(Saved data entries)
· · · · ·
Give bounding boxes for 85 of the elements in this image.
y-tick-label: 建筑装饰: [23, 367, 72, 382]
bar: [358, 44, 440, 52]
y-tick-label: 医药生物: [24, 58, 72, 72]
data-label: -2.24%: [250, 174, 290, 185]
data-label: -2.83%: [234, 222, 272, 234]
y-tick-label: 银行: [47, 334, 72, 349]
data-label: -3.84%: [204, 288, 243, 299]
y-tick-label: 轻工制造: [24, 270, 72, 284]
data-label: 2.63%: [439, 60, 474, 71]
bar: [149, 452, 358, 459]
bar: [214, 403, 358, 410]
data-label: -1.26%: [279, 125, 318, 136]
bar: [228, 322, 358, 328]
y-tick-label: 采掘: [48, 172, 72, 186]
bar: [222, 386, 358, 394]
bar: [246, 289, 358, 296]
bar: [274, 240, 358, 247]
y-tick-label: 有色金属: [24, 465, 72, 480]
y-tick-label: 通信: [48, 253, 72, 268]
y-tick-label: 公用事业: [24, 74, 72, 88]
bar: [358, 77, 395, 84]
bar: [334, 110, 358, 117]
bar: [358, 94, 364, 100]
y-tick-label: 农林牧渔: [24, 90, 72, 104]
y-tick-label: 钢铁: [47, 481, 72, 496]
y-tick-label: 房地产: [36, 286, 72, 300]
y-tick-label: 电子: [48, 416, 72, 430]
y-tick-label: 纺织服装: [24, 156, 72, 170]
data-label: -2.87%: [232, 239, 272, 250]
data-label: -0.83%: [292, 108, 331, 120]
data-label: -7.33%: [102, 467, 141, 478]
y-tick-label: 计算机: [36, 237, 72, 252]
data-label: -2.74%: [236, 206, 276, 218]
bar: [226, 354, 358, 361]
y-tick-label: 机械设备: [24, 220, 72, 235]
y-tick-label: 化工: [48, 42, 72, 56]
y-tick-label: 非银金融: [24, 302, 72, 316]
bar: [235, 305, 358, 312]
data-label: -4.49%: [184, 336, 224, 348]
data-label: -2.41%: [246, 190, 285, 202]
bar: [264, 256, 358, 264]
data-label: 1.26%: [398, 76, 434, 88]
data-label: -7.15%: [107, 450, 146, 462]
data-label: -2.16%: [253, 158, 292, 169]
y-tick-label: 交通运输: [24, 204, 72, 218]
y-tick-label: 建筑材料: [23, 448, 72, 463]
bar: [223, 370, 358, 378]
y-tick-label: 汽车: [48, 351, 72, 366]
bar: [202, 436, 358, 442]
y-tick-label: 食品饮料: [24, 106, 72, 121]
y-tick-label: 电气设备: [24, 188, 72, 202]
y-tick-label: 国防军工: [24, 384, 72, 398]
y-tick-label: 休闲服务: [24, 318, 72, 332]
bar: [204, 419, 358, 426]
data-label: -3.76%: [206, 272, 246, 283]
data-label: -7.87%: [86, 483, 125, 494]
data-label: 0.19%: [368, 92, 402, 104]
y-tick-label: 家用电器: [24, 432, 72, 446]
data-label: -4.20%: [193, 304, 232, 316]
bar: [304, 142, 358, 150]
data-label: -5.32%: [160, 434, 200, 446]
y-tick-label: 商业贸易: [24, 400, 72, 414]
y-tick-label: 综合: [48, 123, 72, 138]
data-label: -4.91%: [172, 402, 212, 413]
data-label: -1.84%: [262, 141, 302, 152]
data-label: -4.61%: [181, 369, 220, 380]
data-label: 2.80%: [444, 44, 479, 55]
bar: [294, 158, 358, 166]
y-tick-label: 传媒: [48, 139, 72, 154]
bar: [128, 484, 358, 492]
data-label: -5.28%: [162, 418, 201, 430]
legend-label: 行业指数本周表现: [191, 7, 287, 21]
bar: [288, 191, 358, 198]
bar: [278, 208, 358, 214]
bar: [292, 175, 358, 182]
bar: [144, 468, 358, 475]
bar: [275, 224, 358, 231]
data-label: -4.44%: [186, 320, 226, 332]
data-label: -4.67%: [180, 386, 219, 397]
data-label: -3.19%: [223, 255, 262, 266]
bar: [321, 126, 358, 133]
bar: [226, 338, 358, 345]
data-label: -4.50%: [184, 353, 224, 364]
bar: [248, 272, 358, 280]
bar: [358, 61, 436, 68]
· · · · ·
* _SHORT EXERCISE_
Could you rewrite the listing with every "data-label" changed to "value-label" and everything else left as it is?

* _REPLY TO THE TASK_
Give bounding boxes for 85 of the elements in this image.
y-tick-label: 建筑装饰: [23, 367, 72, 382]
bar: [358, 44, 440, 52]
y-tick-label: 医药生物: [24, 58, 72, 72]
value-label: -2.24%: [250, 174, 290, 185]
value-label: -2.83%: [234, 222, 272, 234]
y-tick-label: 银行: [47, 334, 72, 349]
value-label: -3.84%: [204, 288, 243, 299]
y-tick-label: 轻工制造: [24, 270, 72, 284]
value-label: 2.63%: [439, 60, 474, 71]
bar: [149, 452, 358, 459]
bar: [214, 403, 358, 410]
value-label: -1.26%: [279, 125, 318, 136]
bar: [228, 322, 358, 328]
y-tick-label: 采掘: [48, 172, 72, 186]
bar: [222, 386, 358, 394]
bar: [246, 289, 358, 296]
bar: [274, 240, 358, 247]
y-tick-label: 有色金属: [24, 465, 72, 480]
y-tick-label: 通信: [48, 253, 72, 268]
y-tick-label: 公用事业: [24, 74, 72, 88]
bar: [358, 77, 395, 84]
bar: [334, 110, 358, 117]
bar: [358, 94, 364, 100]
y-tick-label: 农林牧渔: [24, 90, 72, 104]
y-tick-label: 钢铁: [47, 481, 72, 496]
y-tick-label: 房地产: [36, 286, 72, 300]
y-tick-label: 电子: [48, 416, 72, 430]
y-tick-label: 纺织服装: [24, 156, 72, 170]
value-label: -2.87%: [232, 239, 272, 250]
value-label: -0.83%: [292, 108, 331, 120]
value-label: -7.33%: [102, 467, 141, 478]
y-tick-label: 计算机: [36, 237, 72, 252]
value-label: -2.74%: [236, 206, 276, 218]
bar: [226, 354, 358, 361]
y-tick-label: 机械设备: [24, 220, 72, 235]
y-tick-label: 化工: [48, 42, 72, 56]
y-tick-label: 非银金融: [24, 302, 72, 316]
bar: [235, 305, 358, 312]
value-label: -4.49%: [184, 336, 224, 348]
value-label: -2.41%: [246, 190, 285, 202]
bar: [264, 256, 358, 264]
value-label: 1.26%: [398, 76, 434, 88]
value-label: -7.15%: [107, 450, 146, 462]
value-label: -2.16%: [253, 158, 292, 169]
y-tick-label: 交通运输: [24, 204, 72, 218]
y-tick-label: 建筑材料: [23, 448, 72, 463]
bar: [223, 370, 358, 378]
y-tick-label: 汽车: [48, 351, 72, 366]
bar: [202, 436, 358, 442]
y-tick-label: 食品饮料: [24, 106, 72, 121]
y-tick-label: 电气设备: [24, 188, 72, 202]
y-tick-label: 国防军工: [24, 384, 72, 398]
y-tick-label: 休闲服务: [24, 318, 72, 332]
bar: [204, 419, 358, 426]
value-label: -3.76%: [206, 272, 246, 283]
value-label: -7.87%: [86, 483, 125, 494]
value-label: 0.19%: [368, 92, 402, 104]
y-tick-label: 家用电器: [24, 432, 72, 446]
value-label: -4.20%: [193, 304, 232, 316]
bar: [304, 142, 358, 150]
value-label: -5.32%: [160, 434, 200, 446]
y-tick-label: 商业贸易: [24, 400, 72, 414]
y-tick-label: 综合: [48, 123, 72, 138]
value-label: -4.91%: [172, 402, 212, 413]
value-label: -1.84%: [262, 141, 302, 152]
value-label: -4.61%: [181, 369, 220, 380]
value-label: 2.80%: [444, 44, 479, 55]
bar: [294, 158, 358, 166]
y-tick-label: 传媒: [48, 139, 72, 154]
bar: [128, 484, 358, 492]
value-label: -5.28%: [162, 418, 201, 430]
legend-label: 行业指数本周表现: [191, 7, 287, 21]
bar: [288, 191, 358, 198]
bar: [278, 208, 358, 214]
bar: [292, 175, 358, 182]
bar: [144, 468, 358, 475]
bar: [275, 224, 358, 231]
value-label: -4.44%: [186, 320, 226, 332]
value-label: -4.67%: [180, 386, 219, 397]
value-label: -3.19%: [223, 255, 262, 266]
bar: [321, 126, 358, 133]
bar: [226, 338, 358, 345]
value-label: -4.50%: [184, 353, 224, 364]
bar: [248, 272, 358, 280]
bar: [358, 61, 436, 68]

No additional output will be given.